"""

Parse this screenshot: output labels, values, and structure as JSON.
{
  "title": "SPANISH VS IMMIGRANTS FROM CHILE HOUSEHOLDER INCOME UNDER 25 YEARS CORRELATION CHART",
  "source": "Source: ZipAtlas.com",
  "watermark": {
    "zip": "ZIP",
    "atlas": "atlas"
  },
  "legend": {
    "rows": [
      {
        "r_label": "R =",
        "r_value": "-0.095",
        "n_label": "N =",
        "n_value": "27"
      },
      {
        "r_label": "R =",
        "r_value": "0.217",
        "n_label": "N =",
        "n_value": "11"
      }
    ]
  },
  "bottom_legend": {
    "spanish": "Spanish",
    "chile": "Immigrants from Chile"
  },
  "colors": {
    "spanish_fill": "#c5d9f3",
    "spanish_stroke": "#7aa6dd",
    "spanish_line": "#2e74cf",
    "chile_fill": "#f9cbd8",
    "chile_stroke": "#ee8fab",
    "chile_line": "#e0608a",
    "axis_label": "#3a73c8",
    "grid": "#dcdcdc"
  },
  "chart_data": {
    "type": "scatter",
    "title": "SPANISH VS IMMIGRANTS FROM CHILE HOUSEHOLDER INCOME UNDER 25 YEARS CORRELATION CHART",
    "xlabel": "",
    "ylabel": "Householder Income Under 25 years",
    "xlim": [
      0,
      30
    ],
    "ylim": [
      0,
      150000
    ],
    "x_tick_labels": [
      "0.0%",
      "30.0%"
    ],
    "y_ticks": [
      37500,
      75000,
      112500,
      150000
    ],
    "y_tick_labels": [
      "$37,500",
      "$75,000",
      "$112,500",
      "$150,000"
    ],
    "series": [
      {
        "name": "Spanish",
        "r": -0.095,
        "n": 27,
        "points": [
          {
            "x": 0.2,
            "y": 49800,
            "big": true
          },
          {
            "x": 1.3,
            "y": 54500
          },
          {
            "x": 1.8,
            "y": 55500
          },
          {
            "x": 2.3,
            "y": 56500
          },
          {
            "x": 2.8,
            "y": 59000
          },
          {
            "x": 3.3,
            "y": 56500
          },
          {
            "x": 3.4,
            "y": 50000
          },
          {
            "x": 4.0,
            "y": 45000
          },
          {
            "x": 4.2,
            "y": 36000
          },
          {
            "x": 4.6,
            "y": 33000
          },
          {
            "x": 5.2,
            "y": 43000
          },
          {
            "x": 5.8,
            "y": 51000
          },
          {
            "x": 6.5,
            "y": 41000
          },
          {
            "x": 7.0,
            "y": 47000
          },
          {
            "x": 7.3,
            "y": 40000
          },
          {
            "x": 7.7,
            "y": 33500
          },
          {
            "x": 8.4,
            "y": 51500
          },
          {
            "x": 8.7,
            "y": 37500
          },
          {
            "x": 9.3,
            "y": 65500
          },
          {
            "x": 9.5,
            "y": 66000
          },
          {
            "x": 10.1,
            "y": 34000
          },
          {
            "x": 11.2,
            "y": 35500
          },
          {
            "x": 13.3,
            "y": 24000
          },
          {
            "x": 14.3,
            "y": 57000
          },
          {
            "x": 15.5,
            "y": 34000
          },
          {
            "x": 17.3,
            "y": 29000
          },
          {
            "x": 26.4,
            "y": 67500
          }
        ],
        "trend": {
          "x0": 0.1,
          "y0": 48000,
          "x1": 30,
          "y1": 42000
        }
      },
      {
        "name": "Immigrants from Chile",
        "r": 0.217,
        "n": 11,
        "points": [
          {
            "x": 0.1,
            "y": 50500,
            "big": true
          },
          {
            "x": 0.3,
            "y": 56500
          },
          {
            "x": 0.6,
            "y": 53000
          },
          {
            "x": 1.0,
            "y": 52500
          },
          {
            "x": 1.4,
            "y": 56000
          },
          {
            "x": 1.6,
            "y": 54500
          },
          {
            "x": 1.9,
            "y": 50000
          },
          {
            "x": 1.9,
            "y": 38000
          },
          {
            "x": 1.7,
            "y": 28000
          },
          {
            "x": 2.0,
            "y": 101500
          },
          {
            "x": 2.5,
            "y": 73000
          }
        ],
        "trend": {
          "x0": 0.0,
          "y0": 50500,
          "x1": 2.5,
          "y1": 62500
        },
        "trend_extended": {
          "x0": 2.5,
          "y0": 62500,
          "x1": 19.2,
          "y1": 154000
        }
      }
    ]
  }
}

"""

:: WRITTEN PROBLEM ::
Every line above should be written out again exactly as it stands.

:: WORKED ANSWER ::
Parse this screenshot: output labels, values, and structure as JSON.
{
  "title": "SPANISH VS IMMIGRANTS FROM CHILE HOUSEHOLDER INCOME UNDER 25 YEARS CORRELATION CHART",
  "source": "Source: ZipAtlas.com",
  "watermark": {
    "zip": "ZIP",
    "atlas": "atlas"
  },
  "legend": {
    "rows": [
      {
        "r_label": "R =",
        "r_value": "-0.095",
        "n_label": "N =",
        "n_value": "27"
      },
      {
        "r_label": "R =",
        "r_value": "0.217",
        "n_label": "N =",
        "n_value": "11"
      }
    ]
  },
  "bottom_legend": {
    "spanish": "Spanish",
    "chile": "Immigrants from Chile"
  },
  "colors": {
    "spanish_fill": "#c5d9f3",
    "spanish_stroke": "#7aa6dd",
    "spanish_line": "#2e74cf",
    "chile_fill": "#f9cbd8",
    "chile_stroke": "#ee8fab",
    "chile_line": "#e0608a",
    "axis_label": "#3a73c8",
    "grid": "#dcdcdc"
  },
  "chart_data": {
    "type": "scatter",
    "title": "SPANISH VS IMMIGRANTS FROM CHILE HOUSEHOLDER INCOME UNDER 25 YEARS CORRELATION CHART",
    "xlabel": "",
    "ylabel": "Householder Income Under 25 years",
    "xlim": [
      0,
      30
    ],
    "ylim": [
      0,
      150000
    ],
    "x_tick_labels": [
      "0.0%",
      "30.0%"
    ],
    "y_ticks": [
      37500,
      75000,
      112500,
      150000
    ],
    "y_tick_labels": [
      "$37,500",
      "$75,000",
      "$112,500",
      "$150,000"
    ],
    "series": [
      {
        "name": "Spanish",
        "r": -0.095,
        "n": 27,
        "points": [
          {
            "x": 0.2,
            "y": 49800,
            "big": true
          },
          {
            "x": 1.3,
            "y": 54500
          },
          {
            "x": 1.8,
            "y": 55500
          },
          {
            "x": 2.3,
            "y": 56500
          },
          {
            "x": 2.8,
            "y": 59000
          },
          {
            "x": 3.3,
            "y": 56500
          },
          {
            "x": 3.4,
            "y": 50000
          },
          {
            "x": 4.0,
            "y": 45000
          },
          {
            "x": 4.2,
            "y": 36000
          },
          {
            "x": 4.6,
            "y": 33000
          },
          {
            "x": 5.2,
            "y": 43000
          },
          {
            "x": 5.8,
            "y": 51000
          },
          {
            "x": 6.5,
            "y": 41000
          },
          {
            "x": 7.0,
            "y": 47000
          },
          {
            "x": 7.3,
            "y": 40000
          },
          {
            "x": 7.7,
            "y": 33500
          },
          {
            "x": 8.4,
            "y": 51500
          },
          {
            "x": 8.7,
            "y": 37500
          },
          {
            "x": 9.3,
            "y": 65500
          },
          {
            "x": 9.5,
            "y": 66000
          },
          {
            "x": 10.1,
            "y": 34000
          },
          {
            "x": 11.2,
            "y": 35500
          },
          {
            "x": 13.3,
            "y": 24000
          },
          {
            "x": 14.3,
            "y": 57000
          },
          {
            "x": 15.5,
            "y": 34000
          },
          {
            "x": 17.3,
            "y": 29000
          },
          {
            "x": 26.4,
            "y": 67500
          }
        ],
        "trend": {
          "x0": 0.1,
          "y0": 48000,
          "x1": 30,
          "y1": 42000
        }
      },
      {
        "name": "Immigrants from Chile",
        "r": 0.217,
        "n": 11,
        "points": [
          {
            "x": 0.1,
            "y": 50500,
            "big": true
          },
          {
            "x": 0.3,
            "y": 56500
          },
          {
            "x": 0.6,
            "y": 53000
          },
          {
            "x": 1.0,
            "y": 52500
          },
          {
            "x": 1.4,
            "y": 56000
          },
          {
            "x": 1.6,
            "y": 54500
          },
          {
            "x": 1.9,
            "y": 50000
          },
          {
            "x": 1.9,
            "y": 38000
          },
          {
            "x": 1.7,
            "y": 28000
          },
          {
            "x": 2.0,
            "y": 101500
          },
          {
            "x": 2.5,
            "y": 73000
          }
        ],
        "trend": {
          "x0": 0.0,
          "y0": 50500,
          "x1": 2.5,
          "y1": 62500
        },
        "trend_extended": {
          "x0": 2.5,
          "y0": 62500,
          "x1": 19.2,
          "y1": 154000
        }
      }
    ]
  }
}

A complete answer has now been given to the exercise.